_Raw records_.
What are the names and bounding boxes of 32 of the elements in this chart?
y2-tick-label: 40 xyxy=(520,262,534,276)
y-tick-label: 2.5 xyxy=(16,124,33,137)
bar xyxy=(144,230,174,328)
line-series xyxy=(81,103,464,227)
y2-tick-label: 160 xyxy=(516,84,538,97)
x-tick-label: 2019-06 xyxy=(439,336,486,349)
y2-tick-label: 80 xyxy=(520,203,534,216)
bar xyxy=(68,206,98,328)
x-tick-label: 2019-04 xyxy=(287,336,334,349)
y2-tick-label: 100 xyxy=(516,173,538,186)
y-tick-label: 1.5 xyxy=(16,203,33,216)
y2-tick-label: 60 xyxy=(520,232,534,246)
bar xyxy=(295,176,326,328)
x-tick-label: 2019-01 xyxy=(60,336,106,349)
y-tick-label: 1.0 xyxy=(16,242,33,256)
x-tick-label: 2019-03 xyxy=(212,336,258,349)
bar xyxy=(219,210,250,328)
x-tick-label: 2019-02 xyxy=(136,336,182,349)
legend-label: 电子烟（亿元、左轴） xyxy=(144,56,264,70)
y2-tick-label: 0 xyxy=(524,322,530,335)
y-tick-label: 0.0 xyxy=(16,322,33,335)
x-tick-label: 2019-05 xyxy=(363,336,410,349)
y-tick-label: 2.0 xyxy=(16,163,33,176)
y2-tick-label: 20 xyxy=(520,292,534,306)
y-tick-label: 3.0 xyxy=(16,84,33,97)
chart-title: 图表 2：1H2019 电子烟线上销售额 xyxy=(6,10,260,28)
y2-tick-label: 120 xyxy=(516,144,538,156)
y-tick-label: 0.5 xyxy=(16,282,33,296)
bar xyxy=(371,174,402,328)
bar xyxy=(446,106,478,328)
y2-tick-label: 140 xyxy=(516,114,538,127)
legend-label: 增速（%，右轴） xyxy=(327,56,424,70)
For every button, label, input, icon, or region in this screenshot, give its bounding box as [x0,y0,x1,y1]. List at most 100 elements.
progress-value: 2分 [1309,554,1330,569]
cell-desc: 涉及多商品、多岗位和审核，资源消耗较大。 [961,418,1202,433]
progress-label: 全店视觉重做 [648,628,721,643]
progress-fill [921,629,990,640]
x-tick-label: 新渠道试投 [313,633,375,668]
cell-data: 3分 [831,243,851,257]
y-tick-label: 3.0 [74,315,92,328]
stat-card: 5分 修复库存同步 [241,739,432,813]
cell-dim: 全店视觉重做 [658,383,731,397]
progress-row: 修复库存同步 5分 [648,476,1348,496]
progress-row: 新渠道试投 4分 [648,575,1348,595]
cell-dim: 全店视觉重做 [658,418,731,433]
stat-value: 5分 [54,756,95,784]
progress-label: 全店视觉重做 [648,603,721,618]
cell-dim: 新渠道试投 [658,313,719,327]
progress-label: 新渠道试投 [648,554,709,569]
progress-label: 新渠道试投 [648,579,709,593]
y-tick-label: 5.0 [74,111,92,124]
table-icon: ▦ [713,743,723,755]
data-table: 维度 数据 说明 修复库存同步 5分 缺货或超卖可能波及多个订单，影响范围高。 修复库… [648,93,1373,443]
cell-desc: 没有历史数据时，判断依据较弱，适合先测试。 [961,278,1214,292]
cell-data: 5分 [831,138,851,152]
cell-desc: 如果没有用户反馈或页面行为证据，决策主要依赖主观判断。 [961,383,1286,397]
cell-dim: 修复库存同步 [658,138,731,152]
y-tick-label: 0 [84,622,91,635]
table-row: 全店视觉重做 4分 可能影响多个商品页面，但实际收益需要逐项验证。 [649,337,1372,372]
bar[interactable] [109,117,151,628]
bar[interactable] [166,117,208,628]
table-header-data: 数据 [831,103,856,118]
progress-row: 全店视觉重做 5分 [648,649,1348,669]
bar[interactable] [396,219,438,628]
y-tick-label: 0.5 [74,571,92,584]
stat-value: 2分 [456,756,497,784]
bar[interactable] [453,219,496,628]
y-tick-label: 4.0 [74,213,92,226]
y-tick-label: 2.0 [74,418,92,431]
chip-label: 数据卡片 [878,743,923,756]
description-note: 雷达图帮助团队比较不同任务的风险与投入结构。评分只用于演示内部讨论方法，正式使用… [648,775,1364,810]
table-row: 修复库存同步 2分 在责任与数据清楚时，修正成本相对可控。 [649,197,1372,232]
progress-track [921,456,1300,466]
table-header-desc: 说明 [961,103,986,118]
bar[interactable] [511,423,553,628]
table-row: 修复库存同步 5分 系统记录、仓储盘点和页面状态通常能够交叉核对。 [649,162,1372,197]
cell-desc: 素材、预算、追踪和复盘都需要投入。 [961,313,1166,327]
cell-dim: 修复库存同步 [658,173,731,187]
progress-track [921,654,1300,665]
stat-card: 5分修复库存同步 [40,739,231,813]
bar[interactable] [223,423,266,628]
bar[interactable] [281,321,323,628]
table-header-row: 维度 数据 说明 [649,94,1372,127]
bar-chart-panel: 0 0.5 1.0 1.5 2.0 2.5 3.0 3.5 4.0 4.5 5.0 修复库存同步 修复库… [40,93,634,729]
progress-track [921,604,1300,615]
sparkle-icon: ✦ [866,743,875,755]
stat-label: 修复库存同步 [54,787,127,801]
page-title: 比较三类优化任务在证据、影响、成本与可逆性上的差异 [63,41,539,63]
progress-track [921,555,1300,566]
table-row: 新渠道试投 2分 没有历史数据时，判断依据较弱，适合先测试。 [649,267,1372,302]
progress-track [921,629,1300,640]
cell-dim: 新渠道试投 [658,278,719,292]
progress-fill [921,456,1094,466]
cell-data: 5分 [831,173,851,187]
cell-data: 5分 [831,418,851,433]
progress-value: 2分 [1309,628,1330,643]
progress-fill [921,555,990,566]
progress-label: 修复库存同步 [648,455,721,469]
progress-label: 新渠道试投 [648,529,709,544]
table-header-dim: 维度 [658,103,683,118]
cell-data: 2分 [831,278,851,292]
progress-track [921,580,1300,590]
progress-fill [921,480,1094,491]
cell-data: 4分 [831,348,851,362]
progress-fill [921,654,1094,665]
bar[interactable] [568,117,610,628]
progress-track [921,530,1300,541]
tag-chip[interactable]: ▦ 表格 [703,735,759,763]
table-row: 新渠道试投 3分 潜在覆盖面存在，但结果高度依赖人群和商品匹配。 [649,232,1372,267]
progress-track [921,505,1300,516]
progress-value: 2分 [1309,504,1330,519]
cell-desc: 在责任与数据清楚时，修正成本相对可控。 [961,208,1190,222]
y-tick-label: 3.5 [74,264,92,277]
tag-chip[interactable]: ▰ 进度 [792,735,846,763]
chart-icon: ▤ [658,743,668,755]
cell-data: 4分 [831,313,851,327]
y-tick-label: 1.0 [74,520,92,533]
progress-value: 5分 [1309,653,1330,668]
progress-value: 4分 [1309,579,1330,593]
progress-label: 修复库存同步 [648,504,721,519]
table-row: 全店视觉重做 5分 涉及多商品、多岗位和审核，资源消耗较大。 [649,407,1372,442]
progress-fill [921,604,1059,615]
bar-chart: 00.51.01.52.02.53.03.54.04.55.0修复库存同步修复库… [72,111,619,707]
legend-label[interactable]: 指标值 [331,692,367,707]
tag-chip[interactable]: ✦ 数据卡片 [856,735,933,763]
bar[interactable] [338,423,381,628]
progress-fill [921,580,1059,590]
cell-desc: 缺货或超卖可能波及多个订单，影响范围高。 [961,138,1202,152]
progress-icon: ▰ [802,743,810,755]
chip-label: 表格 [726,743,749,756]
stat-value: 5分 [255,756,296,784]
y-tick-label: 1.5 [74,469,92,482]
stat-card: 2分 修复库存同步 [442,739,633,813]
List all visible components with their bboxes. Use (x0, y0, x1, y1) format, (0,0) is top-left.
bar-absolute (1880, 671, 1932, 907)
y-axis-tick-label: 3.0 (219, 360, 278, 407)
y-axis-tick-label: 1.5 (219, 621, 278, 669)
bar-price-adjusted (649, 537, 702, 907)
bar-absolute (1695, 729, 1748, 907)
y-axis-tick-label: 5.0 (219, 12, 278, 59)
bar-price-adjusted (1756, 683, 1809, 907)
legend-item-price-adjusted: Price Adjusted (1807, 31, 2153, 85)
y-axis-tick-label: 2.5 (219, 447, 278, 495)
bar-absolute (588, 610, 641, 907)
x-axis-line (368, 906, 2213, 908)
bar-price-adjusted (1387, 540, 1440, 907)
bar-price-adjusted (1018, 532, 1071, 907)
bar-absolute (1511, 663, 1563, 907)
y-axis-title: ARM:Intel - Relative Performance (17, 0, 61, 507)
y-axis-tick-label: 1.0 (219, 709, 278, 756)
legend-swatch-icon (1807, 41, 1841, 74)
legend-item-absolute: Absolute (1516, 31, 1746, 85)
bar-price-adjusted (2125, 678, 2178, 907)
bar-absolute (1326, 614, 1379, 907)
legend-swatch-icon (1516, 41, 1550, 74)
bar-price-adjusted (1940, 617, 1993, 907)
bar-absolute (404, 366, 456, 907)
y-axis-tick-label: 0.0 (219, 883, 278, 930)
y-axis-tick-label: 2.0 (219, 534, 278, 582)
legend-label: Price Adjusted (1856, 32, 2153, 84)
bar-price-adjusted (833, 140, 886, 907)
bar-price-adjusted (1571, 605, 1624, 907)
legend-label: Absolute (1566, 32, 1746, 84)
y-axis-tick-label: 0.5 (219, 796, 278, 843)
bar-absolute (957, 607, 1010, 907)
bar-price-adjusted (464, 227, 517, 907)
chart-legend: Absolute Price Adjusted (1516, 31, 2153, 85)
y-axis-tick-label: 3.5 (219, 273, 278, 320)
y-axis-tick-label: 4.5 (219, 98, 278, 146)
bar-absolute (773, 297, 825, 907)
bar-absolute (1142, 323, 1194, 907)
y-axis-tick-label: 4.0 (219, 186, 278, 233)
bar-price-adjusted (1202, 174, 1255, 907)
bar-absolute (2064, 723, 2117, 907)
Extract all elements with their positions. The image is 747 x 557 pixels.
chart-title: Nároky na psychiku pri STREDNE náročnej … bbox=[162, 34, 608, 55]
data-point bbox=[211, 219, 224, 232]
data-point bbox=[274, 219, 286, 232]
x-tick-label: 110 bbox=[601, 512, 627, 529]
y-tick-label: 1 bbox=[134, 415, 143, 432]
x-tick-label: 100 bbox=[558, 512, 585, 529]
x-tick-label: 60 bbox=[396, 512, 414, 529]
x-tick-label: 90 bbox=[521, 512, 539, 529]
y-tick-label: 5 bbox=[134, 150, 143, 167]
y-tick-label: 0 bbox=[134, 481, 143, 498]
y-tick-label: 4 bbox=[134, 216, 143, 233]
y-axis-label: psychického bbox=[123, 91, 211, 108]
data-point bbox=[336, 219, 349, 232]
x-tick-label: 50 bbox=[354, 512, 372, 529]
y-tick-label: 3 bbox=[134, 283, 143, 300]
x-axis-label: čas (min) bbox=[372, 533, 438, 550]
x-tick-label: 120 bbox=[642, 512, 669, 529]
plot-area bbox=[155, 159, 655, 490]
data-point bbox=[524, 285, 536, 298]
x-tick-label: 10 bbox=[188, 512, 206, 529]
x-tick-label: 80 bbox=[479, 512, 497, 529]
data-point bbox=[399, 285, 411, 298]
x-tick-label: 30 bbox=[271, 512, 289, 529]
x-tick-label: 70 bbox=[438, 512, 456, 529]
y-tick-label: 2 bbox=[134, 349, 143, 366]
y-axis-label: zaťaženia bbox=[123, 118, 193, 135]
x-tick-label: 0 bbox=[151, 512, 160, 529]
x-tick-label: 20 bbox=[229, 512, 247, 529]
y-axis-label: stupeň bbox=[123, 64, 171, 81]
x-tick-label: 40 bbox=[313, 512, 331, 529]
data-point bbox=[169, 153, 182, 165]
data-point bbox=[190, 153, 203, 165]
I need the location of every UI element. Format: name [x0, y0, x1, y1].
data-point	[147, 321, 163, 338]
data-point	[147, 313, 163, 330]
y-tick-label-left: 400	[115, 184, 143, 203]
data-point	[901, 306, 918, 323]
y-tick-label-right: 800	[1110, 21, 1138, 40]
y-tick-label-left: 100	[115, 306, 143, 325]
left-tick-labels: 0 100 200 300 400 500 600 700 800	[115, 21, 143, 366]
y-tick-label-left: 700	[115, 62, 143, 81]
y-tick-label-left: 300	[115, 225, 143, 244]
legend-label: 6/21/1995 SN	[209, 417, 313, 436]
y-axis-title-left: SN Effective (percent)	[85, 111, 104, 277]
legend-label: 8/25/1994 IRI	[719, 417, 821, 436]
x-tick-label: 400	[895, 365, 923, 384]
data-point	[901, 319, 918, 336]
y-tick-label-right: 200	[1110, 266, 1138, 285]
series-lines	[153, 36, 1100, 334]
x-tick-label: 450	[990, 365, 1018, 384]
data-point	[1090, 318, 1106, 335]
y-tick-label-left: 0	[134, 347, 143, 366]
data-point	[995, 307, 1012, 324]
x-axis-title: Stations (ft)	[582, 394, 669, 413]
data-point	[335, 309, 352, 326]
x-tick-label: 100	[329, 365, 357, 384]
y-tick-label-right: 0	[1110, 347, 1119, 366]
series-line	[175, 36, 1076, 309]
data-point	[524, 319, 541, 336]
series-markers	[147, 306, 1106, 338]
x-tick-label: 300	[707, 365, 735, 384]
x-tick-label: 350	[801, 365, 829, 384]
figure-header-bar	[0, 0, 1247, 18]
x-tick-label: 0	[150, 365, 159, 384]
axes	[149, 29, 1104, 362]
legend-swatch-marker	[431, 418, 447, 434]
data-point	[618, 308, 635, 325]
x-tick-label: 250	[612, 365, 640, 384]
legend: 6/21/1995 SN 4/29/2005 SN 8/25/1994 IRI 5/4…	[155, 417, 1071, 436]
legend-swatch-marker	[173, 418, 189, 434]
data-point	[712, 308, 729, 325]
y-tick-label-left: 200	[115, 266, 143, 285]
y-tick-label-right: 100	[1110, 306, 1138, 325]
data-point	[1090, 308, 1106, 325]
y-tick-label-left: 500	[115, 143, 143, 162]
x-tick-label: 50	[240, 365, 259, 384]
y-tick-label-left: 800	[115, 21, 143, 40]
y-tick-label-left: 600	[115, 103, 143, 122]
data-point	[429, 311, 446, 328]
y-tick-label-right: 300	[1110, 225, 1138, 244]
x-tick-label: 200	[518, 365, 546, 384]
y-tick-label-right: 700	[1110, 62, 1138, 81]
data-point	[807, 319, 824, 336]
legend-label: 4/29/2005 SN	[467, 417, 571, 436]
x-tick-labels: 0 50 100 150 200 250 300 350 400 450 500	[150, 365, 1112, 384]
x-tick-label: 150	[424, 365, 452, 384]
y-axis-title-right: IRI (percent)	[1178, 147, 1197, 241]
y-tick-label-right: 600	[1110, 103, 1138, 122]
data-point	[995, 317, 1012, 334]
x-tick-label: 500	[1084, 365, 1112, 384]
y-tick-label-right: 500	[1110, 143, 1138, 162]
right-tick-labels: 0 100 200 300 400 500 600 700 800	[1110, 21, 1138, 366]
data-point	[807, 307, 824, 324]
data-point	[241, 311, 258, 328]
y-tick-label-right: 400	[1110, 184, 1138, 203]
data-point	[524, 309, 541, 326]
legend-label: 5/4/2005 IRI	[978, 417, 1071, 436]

_Exercise directions_. Give back the lines of the listing above, from its start through the line holding "table-icon: ▦ [713,743,723,755]", inclusive, with every "progress-label" replaced by "progress-caption" and all else unchanged.

_The answer_.
What are the names and bounding boxes of 32 of the elements in this chart?
y2-tick-label: 40 xyxy=(520,262,534,276)
y-tick-label: 2.5 xyxy=(16,124,33,137)
bar xyxy=(144,230,174,328)
line-series xyxy=(81,103,464,227)
y2-tick-label: 160 xyxy=(516,84,538,97)
x-tick-label: 2019-06 xyxy=(439,336,486,349)
y2-tick-label: 80 xyxy=(520,203,534,216)
bar xyxy=(68,206,98,328)
x-tick-label: 2019-04 xyxy=(287,336,334,349)
y2-tick-label: 100 xyxy=(516,173,538,186)
y-tick-label: 1.5 xyxy=(16,203,33,216)
y2-tick-label: 60 xyxy=(520,232,534,246)
bar xyxy=(295,176,326,328)
x-tick-label: 2019-01 xyxy=(60,336,106,349)
y-tick-label: 1.0 xyxy=(16,242,33,256)
x-tick-label: 2019-03 xyxy=(212,336,258,349)
bar xyxy=(219,210,250,328)
x-tick-label: 2019-02 xyxy=(136,336,182,349)
legend-label: 电子烟（亿元、左轴） xyxy=(144,56,264,70)
y2-tick-label: 0 xyxy=(524,322,530,335)
y-tick-label: 0.0 xyxy=(16,322,33,335)
x-tick-label: 2019-05 xyxy=(363,336,410,349)
y-tick-label: 2.0 xyxy=(16,163,33,176)
y2-tick-label: 20 xyxy=(520,292,534,306)
y-tick-label: 3.0 xyxy=(16,84,33,97)
chart-title: 图表 2：1H2019 电子烟线上销售额 xyxy=(6,10,260,28)
y2-tick-label: 120 xyxy=(516,144,538,156)
y-tick-label: 0.5 xyxy=(16,282,33,296)
bar xyxy=(371,174,402,328)
bar xyxy=(446,106,478,328)
y2-tick-label: 140 xyxy=(516,114,538,127)
legend-label: 增速（%，右轴） xyxy=(327,56,424,70)
For every button, label, input, icon, or region in this screenshot, give its bounding box as [x0,y0,x1,y1]. List at most 100 elements.
progress-value: 2分 [1309,554,1330,569]
cell-desc: 涉及多商品、多岗位和审核，资源消耗较大。 [961,418,1202,433]
progress-caption: 全店视觉重做 [648,628,721,643]
progress-fill [921,629,990,640]
x-tick-label: 新渠道试投 [313,633,375,668]
cell-data: 3分 [831,243,851,257]
y-tick-label: 3.0 [74,315,92,328]
stat-card: 5分 修复库存同步 [241,739,432,813]
cell-dim: 全店视觉重做 [658,383,731,397]
progress-row: 修复库存同步 5分 [648,476,1348,496]
progress-row: 新渠道试投 4分 [648,575,1348,595]
cell-dim: 全店视觉重做 [658,418,731,433]
stat-value: 5分 [54,756,95,784]
progress-caption: 全店视觉重做 [648,603,721,618]
cell-dim: 新渠道试投 [658,313,719,327]
progress-caption: 新渠道试投 [648,554,709,569]
progress-caption: 新渠道试投 [648,579,709,593]
y-tick-label: 5.0 [74,111,92,124]
table-icon: ▦ [713,743,723,755]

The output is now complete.